[Records that describe figures]
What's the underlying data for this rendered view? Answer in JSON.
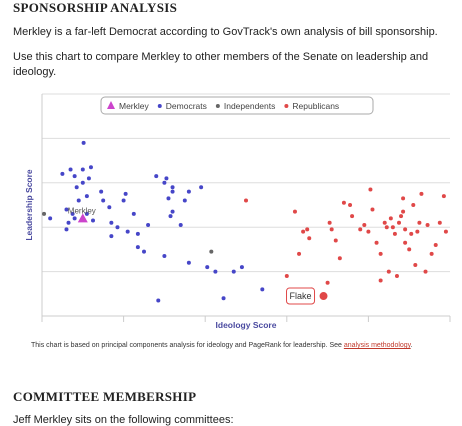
{
  "sponsorship": {
    "heading": "SPONSORSHIP ANALYSIS",
    "para1": "Merkley is a far-left Democrat according to GovTrack's own analysis of bill sponsorship.",
    "para2": "Use this chart to compare Merkley to other members of the Senate on leadership and ideology."
  },
  "chart_data": {
    "type": "scatter",
    "title": "",
    "xlabel": "Ideology Score",
    "ylabel": "Leadership Score",
    "xlim": [
      0,
      1
    ],
    "ylim": [
      0,
      1
    ],
    "grid": true,
    "legend_position": "top",
    "legend": [
      {
        "label": "Merkley",
        "symbol": "triangle",
        "color": "#cc44cc"
      },
      {
        "label": "Democrats",
        "symbol": "dot",
        "color": "#4646c8"
      },
      {
        "label": "Independents",
        "symbol": "dot",
        "color": "#666666"
      },
      {
        "label": "Republicans",
        "symbol": "dot",
        "color": "#e04848"
      }
    ],
    "highlight": {
      "label": "Merkley",
      "x": 0.1,
      "y": 0.44,
      "color": "#cc44cc"
    },
    "callout": {
      "label": "Flake",
      "x": 0.69,
      "y": 0.09,
      "color": "#e04848"
    },
    "series": [
      {
        "name": "Democrats",
        "color": "#4646c8",
        "points": [
          [
            0.102,
            0.78
          ],
          [
            0.07,
            0.66
          ],
          [
            0.05,
            0.64
          ],
          [
            0.08,
            0.63
          ],
          [
            0.1,
            0.66
          ],
          [
            0.12,
            0.67
          ],
          [
            0.115,
            0.62
          ],
          [
            0.085,
            0.58
          ],
          [
            0.1,
            0.6
          ],
          [
            0.11,
            0.54
          ],
          [
            0.09,
            0.52
          ],
          [
            0.06,
            0.48
          ],
          [
            0.075,
            0.46
          ],
          [
            0.11,
            0.46
          ],
          [
            0.145,
            0.56
          ],
          [
            0.15,
            0.52
          ],
          [
            0.165,
            0.49
          ],
          [
            0.17,
            0.42
          ],
          [
            0.185,
            0.4
          ],
          [
            0.21,
            0.38
          ],
          [
            0.235,
            0.31
          ],
          [
            0.06,
            0.39
          ],
          [
            0.02,
            0.44
          ],
          [
            0.08,
            0.44
          ],
          [
            0.065,
            0.42
          ],
          [
            0.125,
            0.43
          ],
          [
            0.17,
            0.36
          ],
          [
            0.25,
            0.29
          ],
          [
            0.3,
            0.27
          ],
          [
            0.2,
            0.52
          ],
          [
            0.205,
            0.55
          ],
          [
            0.225,
            0.46
          ],
          [
            0.235,
            0.37
          ],
          [
            0.26,
            0.41
          ],
          [
            0.305,
            0.62
          ],
          [
            0.32,
            0.58
          ],
          [
            0.31,
            0.53
          ],
          [
            0.35,
            0.52
          ],
          [
            0.32,
            0.47
          ],
          [
            0.315,
            0.45
          ],
          [
            0.34,
            0.41
          ],
          [
            0.39,
            0.58
          ],
          [
            0.36,
            0.24
          ],
          [
            0.405,
            0.22
          ],
          [
            0.285,
            0.07
          ],
          [
            0.445,
            0.08
          ],
          [
            0.47,
            0.2
          ],
          [
            0.49,
            0.22
          ],
          [
            0.32,
            0.56
          ],
          [
            0.36,
            0.56
          ],
          [
            0.425,
            0.2
          ],
          [
            0.54,
            0.12
          ],
          [
            0.3,
            0.6
          ],
          [
            0.28,
            0.63
          ]
        ]
      },
      {
        "name": "Independents",
        "color": "#666666",
        "points": [
          [
            0.005,
            0.46
          ],
          [
            0.415,
            0.29
          ]
        ]
      },
      {
        "name": "Republicans",
        "color": "#e04848",
        "points": [
          [
            0.5,
            0.52
          ],
          [
            0.62,
            0.47
          ],
          [
            0.64,
            0.38
          ],
          [
            0.65,
            0.39
          ],
          [
            0.655,
            0.35
          ],
          [
            0.63,
            0.28
          ],
          [
            0.705,
            0.42
          ],
          [
            0.71,
            0.39
          ],
          [
            0.72,
            0.34
          ],
          [
            0.73,
            0.26
          ],
          [
            0.74,
            0.51
          ],
          [
            0.755,
            0.5
          ],
          [
            0.76,
            0.45
          ],
          [
            0.78,
            0.39
          ],
          [
            0.79,
            0.41
          ],
          [
            0.8,
            0.38
          ],
          [
            0.805,
            0.57
          ],
          [
            0.81,
            0.48
          ],
          [
            0.82,
            0.33
          ],
          [
            0.83,
            0.28
          ],
          [
            0.84,
            0.42
          ],
          [
            0.845,
            0.4
          ],
          [
            0.855,
            0.44
          ],
          [
            0.86,
            0.4
          ],
          [
            0.865,
            0.37
          ],
          [
            0.875,
            0.42
          ],
          [
            0.88,
            0.45
          ],
          [
            0.885,
            0.53
          ],
          [
            0.885,
            0.47
          ],
          [
            0.89,
            0.39
          ],
          [
            0.89,
            0.33
          ],
          [
            0.9,
            0.3
          ],
          [
            0.905,
            0.37
          ],
          [
            0.91,
            0.5
          ],
          [
            0.915,
            0.23
          ],
          [
            0.925,
            0.42
          ],
          [
            0.93,
            0.55
          ],
          [
            0.945,
            0.41
          ],
          [
            0.955,
            0.28
          ],
          [
            0.965,
            0.32
          ],
          [
            0.975,
            0.42
          ],
          [
            0.985,
            0.54
          ],
          [
            0.99,
            0.38
          ],
          [
            0.85,
            0.2
          ],
          [
            0.87,
            0.18
          ],
          [
            0.83,
            0.16
          ],
          [
            0.7,
            0.15
          ],
          [
            0.66,
            0.12
          ],
          [
            0.94,
            0.2
          ],
          [
            0.6,
            0.18
          ],
          [
            0.92,
            0.38
          ]
        ]
      }
    ]
  },
  "footnote": {
    "text": "This chart is based on principal components analysis for ideology and PageRank for leadership. See ",
    "link": "analysis methodology",
    "end": "."
  },
  "committee": {
    "heading": "COMMITTEE MEMBERSHIP",
    "intro": "Jeff Merkley sits on the following committees:"
  }
}
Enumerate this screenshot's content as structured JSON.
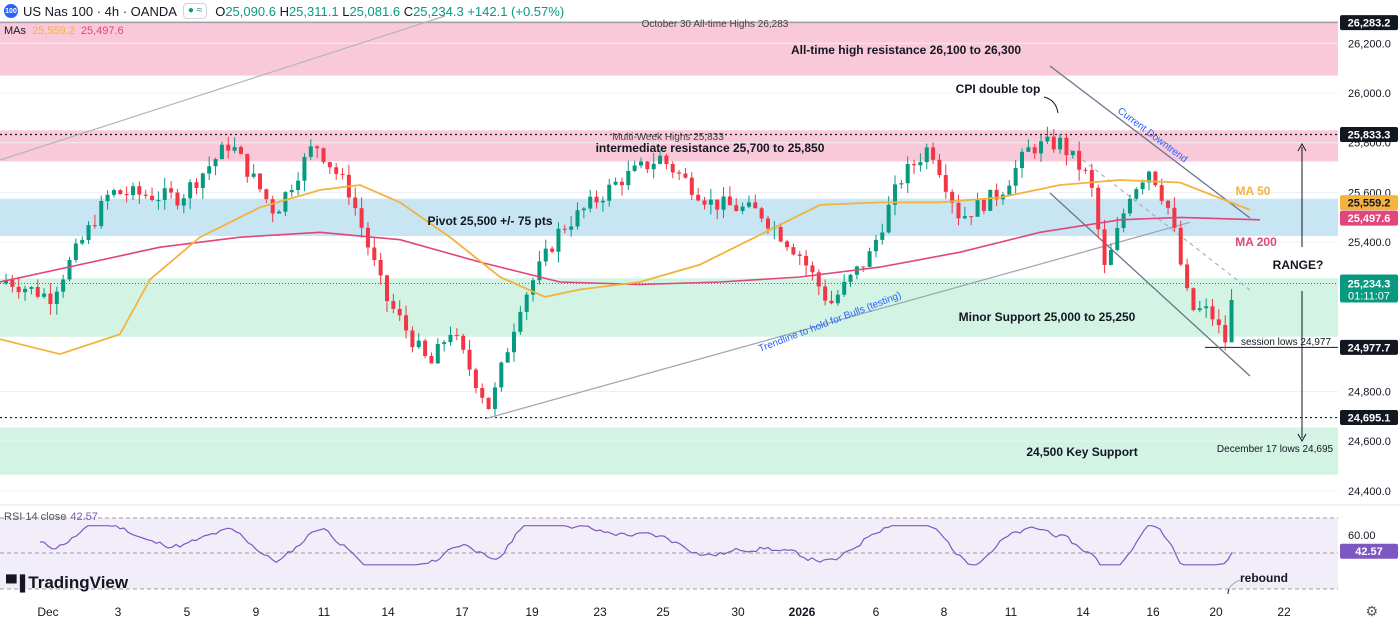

EXERCISE INSTRUCTIONS >> Select and copy every line of the listing with the word "Republicans".

EXPECTED OUTPUT >>
        "label": "Republicans",
        "name": "Republicans",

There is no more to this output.